**What is asked**
Reproduce the listing exactly and skip over any pictures.

**Dataset content**

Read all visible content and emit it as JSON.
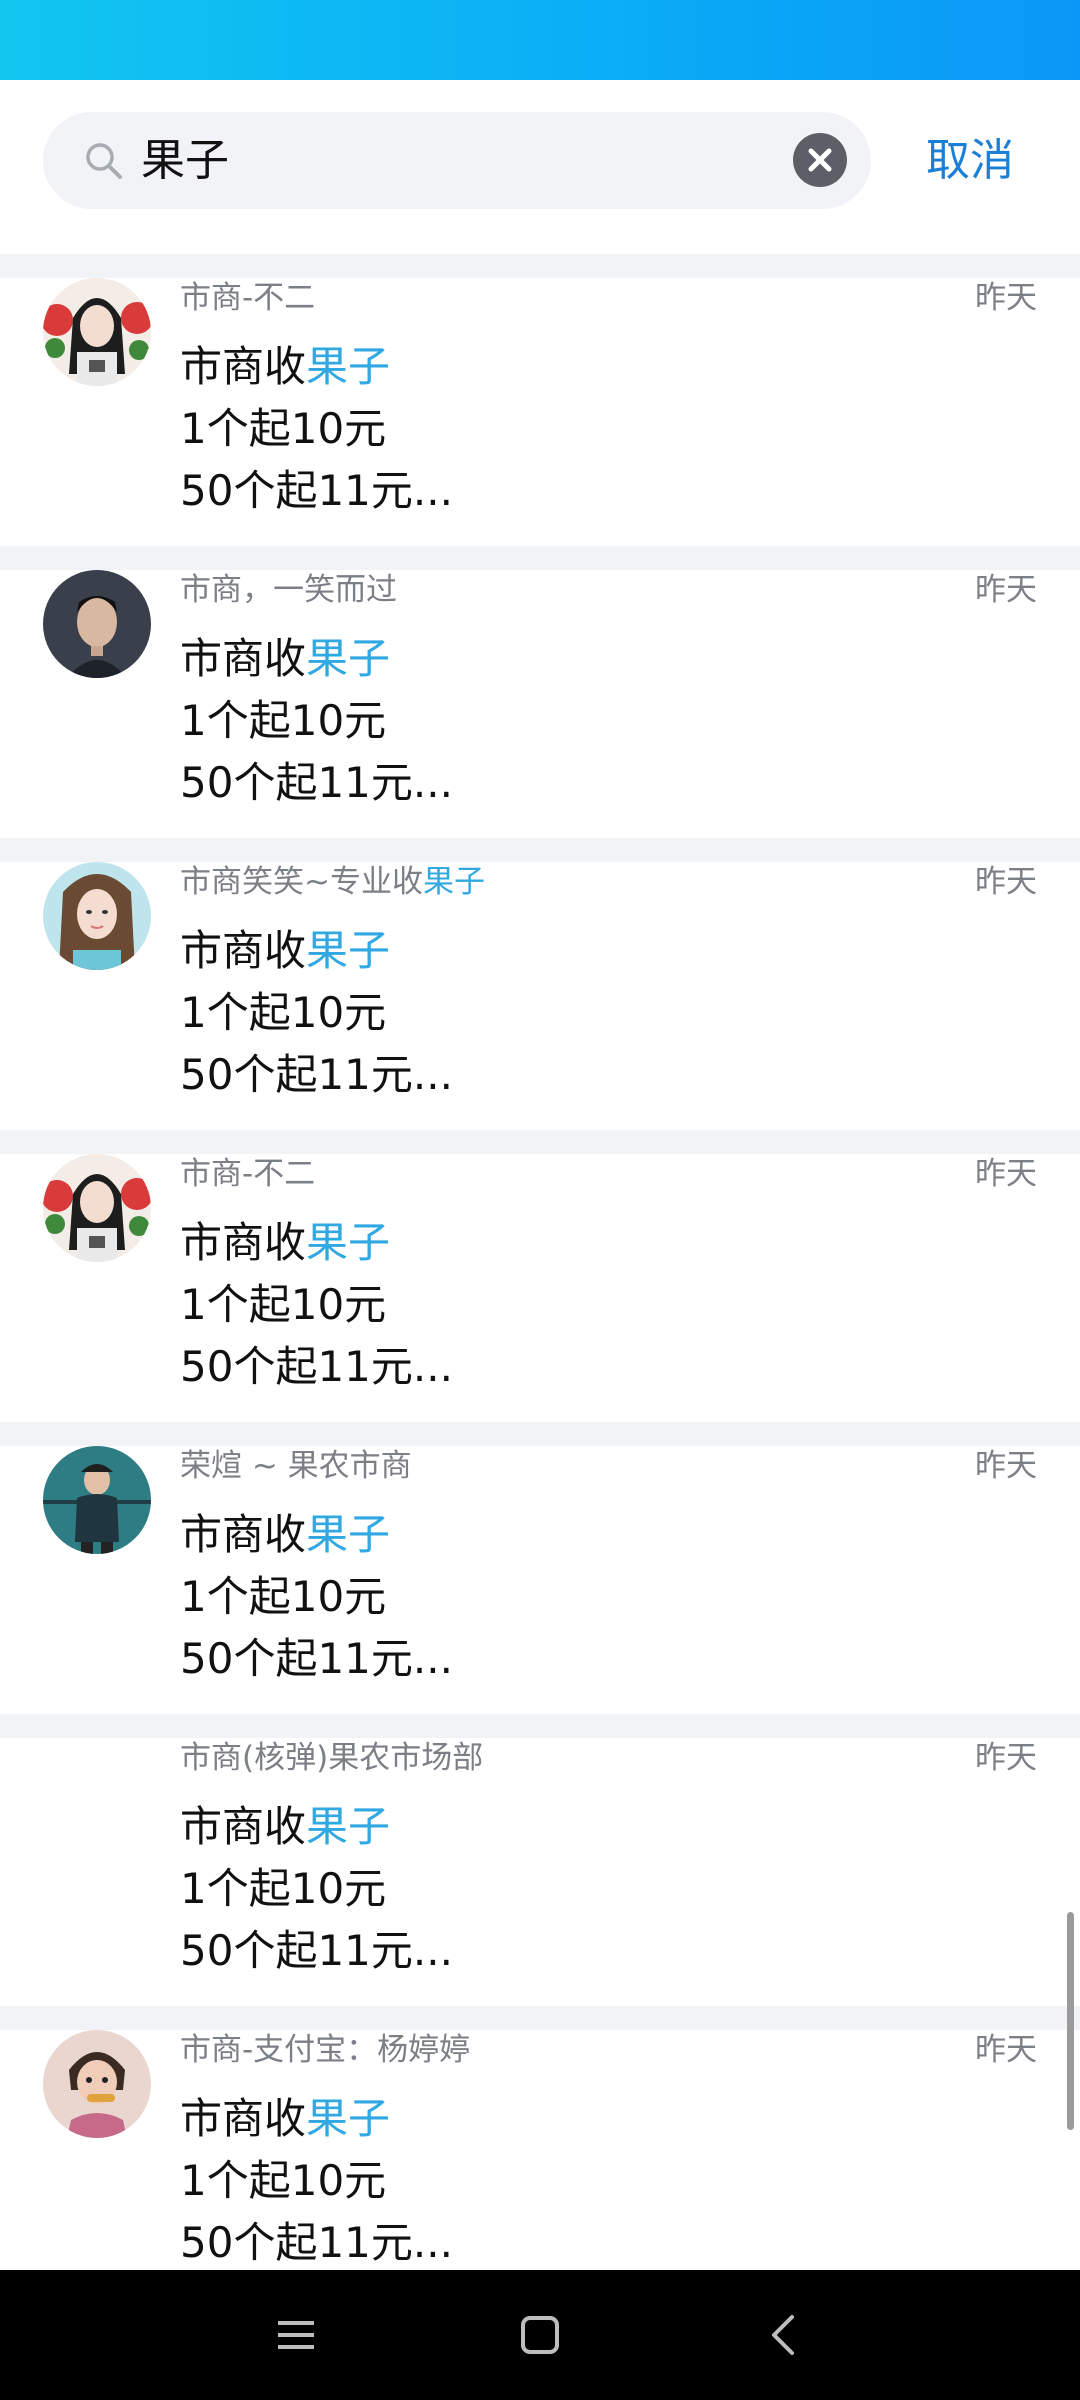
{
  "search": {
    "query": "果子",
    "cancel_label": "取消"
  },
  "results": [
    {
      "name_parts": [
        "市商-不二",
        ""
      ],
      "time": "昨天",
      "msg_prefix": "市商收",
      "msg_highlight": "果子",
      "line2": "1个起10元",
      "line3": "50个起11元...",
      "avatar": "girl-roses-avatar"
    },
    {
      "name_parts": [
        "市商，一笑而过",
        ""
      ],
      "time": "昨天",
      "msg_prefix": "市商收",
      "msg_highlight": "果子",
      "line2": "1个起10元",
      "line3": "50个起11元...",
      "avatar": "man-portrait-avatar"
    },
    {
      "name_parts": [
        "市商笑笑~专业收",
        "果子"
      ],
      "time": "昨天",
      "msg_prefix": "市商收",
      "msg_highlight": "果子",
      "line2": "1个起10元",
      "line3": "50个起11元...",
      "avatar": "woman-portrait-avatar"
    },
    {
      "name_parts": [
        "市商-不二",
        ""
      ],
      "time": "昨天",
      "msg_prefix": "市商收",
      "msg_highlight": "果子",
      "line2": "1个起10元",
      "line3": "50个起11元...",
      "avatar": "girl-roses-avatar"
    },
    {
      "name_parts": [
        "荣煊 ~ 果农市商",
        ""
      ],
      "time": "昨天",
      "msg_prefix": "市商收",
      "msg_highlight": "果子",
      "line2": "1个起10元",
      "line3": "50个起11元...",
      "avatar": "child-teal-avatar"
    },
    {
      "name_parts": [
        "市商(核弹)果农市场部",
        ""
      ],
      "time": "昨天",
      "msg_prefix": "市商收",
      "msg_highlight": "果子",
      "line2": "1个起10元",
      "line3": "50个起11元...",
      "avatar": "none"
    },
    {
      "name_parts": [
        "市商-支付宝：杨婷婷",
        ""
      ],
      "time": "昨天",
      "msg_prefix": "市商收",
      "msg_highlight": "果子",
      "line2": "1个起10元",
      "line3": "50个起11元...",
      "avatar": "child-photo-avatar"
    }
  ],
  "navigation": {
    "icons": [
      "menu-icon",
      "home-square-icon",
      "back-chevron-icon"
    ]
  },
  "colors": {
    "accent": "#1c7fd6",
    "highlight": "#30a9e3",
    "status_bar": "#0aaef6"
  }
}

**Result of this task**
Read all visible content and emit it as JSON.
{
  "search": {
    "query": "果子",
    "cancel_label": "取消"
  },
  "results": [
    {
      "name_parts": [
        "市商-不二",
        ""
      ],
      "time": "昨天",
      "msg_prefix": "市商收",
      "msg_highlight": "果子",
      "line2": "1个起10元",
      "line3": "50个起11元...",
      "avatar": "girl-roses-avatar"
    },
    {
      "name_parts": [
        "市商，一笑而过",
        ""
      ],
      "time": "昨天",
      "msg_prefix": "市商收",
      "msg_highlight": "果子",
      "line2": "1个起10元",
      "line3": "50个起11元...",
      "avatar": "man-portrait-avatar"
    },
    {
      "name_parts": [
        "市商笑笑~专业收",
        "果子"
      ],
      "time": "昨天",
      "msg_prefix": "市商收",
      "msg_highlight": "果子",
      "line2": "1个起10元",
      "line3": "50个起11元...",
      "avatar": "woman-portrait-avatar"
    },
    {
      "name_parts": [
        "市商-不二",
        ""
      ],
      "time": "昨天",
      "msg_prefix": "市商收",
      "msg_highlight": "果子",
      "line2": "1个起10元",
      "line3": "50个起11元...",
      "avatar": "girl-roses-avatar"
    },
    {
      "name_parts": [
        "荣煊 ~ 果农市商",
        ""
      ],
      "time": "昨天",
      "msg_prefix": "市商收",
      "msg_highlight": "果子",
      "line2": "1个起10元",
      "line3": "50个起11元...",
      "avatar": "child-teal-avatar"
    },
    {
      "name_parts": [
        "市商(核弹)果农市场部",
        ""
      ],
      "time": "昨天",
      "msg_prefix": "市商收",
      "msg_highlight": "果子",
      "line2": "1个起10元",
      "line3": "50个起11元...",
      "avatar": "none"
    },
    {
      "name_parts": [
        "市商-支付宝：杨婷婷",
        ""
      ],
      "time": "昨天",
      "msg_prefix": "市商收",
      "msg_highlight": "果子",
      "line2": "1个起10元",
      "line3": "50个起11元...",
      "avatar": "child-photo-avatar"
    }
  ],
  "navigation": {
    "icons": [
      "menu-icon",
      "home-square-icon",
      "back-chevron-icon"
    ]
  },
  "colors": {
    "accent": "#1c7fd6",
    "highlight": "#30a9e3",
    "status_bar": "#0aaef6"
  }
}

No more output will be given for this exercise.